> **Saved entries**
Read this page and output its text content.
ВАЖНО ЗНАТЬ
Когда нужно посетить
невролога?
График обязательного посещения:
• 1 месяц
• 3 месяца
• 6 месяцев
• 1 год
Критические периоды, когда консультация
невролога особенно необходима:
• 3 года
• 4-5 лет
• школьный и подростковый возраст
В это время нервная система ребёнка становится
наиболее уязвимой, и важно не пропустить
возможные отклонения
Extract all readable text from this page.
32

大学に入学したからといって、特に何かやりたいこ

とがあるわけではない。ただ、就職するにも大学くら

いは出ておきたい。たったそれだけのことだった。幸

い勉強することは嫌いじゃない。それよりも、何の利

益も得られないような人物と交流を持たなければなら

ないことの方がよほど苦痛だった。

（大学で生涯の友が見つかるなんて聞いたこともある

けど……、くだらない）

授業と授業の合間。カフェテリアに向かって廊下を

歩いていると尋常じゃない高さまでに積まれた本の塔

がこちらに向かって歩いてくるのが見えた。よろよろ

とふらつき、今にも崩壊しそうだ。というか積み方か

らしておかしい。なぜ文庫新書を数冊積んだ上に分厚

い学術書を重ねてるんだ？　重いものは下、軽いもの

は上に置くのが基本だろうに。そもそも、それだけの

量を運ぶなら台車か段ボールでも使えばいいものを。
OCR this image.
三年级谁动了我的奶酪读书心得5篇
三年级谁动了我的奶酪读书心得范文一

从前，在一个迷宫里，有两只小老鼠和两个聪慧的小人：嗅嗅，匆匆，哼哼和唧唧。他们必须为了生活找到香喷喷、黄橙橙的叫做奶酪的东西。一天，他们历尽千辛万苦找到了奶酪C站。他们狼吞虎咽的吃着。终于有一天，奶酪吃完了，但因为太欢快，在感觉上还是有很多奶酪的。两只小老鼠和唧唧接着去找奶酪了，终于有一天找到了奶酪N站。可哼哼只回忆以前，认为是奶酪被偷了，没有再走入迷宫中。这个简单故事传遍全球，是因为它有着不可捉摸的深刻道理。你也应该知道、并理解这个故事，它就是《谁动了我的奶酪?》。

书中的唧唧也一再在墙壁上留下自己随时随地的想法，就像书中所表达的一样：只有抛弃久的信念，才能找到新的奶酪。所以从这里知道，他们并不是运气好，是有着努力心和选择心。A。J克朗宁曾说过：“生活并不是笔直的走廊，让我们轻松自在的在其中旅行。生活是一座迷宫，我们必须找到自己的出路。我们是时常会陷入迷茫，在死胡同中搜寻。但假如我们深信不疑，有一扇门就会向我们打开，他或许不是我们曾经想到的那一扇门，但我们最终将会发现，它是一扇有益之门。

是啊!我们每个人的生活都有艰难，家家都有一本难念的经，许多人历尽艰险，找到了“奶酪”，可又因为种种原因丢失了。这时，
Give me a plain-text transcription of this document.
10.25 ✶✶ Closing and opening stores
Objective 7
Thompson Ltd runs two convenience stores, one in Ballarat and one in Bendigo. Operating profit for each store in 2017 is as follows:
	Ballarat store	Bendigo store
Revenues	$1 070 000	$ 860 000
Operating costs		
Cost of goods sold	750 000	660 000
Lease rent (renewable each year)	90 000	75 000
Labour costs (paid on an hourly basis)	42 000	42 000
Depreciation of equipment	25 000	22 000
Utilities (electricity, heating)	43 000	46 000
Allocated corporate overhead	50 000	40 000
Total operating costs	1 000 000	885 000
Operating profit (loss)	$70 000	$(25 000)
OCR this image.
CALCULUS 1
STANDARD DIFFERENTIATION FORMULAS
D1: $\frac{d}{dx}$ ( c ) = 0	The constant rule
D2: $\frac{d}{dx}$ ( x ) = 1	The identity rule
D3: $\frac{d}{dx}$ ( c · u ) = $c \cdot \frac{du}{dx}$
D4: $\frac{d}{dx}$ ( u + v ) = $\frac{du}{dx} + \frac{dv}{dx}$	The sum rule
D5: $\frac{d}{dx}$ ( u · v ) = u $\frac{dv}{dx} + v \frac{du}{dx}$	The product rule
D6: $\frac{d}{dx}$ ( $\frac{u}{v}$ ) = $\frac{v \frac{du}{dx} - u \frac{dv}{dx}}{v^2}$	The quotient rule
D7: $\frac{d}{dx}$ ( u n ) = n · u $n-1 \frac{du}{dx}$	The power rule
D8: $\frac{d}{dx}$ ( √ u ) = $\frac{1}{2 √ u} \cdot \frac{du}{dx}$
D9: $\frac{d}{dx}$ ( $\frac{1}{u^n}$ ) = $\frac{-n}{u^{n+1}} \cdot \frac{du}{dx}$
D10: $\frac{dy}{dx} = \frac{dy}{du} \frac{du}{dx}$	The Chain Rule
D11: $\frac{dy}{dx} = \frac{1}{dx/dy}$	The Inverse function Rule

> **YOUR INSTRUCTIONS**
Go over the records above line by line and count those holding the word "each". Reply only with the number.

> **SOLUTION TO THE EXERCISE**
2